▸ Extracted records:
'''

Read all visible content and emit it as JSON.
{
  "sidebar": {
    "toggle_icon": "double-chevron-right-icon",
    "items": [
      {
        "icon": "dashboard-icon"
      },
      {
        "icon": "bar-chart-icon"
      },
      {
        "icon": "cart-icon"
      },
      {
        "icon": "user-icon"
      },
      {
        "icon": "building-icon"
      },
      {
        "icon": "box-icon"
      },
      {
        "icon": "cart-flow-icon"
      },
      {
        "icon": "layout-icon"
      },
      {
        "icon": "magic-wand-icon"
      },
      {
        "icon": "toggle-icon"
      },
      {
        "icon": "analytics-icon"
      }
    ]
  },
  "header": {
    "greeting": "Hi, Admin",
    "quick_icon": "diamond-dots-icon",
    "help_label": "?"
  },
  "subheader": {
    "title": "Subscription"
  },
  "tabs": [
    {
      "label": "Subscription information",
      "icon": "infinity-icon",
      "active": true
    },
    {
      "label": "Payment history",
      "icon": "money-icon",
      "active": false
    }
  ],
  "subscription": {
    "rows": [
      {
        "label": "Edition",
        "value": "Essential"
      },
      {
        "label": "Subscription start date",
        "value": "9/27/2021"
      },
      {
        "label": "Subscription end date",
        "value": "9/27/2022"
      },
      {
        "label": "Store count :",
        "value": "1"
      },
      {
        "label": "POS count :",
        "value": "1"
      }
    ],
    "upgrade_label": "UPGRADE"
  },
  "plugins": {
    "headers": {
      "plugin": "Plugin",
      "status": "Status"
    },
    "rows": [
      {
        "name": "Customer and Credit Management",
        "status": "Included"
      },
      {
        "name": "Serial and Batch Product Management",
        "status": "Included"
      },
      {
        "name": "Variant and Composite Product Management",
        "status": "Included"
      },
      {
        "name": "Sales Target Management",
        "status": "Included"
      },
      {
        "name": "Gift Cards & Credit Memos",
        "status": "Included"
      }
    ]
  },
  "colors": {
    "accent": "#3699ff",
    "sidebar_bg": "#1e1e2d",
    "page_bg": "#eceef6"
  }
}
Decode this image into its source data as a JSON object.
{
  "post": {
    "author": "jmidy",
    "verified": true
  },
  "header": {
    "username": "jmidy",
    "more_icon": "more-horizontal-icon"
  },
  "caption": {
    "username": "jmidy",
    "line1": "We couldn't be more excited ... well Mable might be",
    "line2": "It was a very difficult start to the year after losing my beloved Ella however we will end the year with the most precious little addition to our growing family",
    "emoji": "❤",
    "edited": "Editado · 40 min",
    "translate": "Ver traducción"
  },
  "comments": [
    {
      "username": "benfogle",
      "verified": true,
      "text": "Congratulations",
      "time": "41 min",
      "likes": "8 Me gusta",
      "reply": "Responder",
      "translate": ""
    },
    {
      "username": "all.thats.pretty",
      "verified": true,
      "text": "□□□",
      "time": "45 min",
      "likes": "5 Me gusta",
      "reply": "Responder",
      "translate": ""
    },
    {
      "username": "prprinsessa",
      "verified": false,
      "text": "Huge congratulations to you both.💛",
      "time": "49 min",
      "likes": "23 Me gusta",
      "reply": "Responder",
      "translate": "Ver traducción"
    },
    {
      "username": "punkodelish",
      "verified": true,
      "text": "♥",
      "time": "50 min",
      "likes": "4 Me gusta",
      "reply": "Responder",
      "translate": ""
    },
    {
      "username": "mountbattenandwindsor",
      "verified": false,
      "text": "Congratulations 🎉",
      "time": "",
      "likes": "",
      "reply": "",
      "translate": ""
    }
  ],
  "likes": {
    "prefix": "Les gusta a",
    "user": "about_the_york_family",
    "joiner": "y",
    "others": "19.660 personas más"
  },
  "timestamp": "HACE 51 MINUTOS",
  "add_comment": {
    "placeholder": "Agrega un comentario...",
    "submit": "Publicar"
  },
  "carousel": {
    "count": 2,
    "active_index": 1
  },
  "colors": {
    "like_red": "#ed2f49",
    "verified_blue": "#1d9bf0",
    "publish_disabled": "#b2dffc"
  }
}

'''
'''

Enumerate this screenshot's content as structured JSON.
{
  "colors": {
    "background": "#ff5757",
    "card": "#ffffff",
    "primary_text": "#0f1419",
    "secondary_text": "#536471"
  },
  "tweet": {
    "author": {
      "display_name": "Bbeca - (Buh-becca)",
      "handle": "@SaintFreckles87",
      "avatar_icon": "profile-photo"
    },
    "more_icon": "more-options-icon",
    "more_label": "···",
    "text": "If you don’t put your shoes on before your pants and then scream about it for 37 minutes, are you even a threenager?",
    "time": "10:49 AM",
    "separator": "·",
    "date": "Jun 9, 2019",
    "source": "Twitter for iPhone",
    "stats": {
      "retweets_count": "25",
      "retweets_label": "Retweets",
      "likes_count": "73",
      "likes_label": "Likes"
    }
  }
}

'''
'''

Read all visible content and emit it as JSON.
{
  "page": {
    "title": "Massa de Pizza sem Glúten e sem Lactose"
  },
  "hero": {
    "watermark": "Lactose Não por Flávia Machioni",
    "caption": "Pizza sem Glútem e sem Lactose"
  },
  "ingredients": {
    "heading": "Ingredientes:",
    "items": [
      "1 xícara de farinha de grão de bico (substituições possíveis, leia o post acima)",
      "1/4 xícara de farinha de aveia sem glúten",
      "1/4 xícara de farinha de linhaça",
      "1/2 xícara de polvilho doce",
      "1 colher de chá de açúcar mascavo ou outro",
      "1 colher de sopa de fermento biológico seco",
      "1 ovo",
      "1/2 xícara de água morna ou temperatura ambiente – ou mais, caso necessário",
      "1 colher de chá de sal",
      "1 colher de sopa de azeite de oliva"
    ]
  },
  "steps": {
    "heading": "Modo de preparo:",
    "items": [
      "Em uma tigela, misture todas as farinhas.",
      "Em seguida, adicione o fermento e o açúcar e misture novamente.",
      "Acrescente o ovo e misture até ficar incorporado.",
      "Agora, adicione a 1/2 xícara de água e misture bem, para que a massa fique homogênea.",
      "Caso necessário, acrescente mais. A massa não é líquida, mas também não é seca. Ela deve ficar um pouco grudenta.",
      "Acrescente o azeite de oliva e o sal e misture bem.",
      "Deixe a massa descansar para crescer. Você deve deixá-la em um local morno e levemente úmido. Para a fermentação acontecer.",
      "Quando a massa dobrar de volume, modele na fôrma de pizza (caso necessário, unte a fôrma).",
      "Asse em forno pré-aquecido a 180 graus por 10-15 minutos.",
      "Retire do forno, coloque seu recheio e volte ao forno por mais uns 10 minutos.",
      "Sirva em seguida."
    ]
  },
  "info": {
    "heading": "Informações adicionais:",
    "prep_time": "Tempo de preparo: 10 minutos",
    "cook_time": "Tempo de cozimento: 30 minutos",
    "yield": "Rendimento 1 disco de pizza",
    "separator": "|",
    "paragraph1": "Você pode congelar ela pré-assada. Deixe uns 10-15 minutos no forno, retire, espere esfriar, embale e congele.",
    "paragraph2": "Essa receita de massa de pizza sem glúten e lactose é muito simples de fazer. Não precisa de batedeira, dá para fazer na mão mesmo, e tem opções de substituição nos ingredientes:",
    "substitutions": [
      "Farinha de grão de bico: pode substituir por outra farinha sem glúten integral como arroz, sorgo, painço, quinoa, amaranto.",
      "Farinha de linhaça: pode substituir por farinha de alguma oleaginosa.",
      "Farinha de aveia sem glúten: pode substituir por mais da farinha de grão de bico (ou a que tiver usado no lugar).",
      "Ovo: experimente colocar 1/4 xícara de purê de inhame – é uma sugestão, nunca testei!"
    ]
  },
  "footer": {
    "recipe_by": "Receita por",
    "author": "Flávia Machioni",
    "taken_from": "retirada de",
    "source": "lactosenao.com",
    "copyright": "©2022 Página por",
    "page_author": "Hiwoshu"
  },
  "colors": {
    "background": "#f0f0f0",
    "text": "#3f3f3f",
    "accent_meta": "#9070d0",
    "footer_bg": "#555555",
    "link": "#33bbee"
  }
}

'''

▸ DIRECTIVE: Go through the material above and copy each line that has the word "background".

▸ WRITTEN SOLUTION:
    "background": "#ff5757",
    "background": "#f0f0f0",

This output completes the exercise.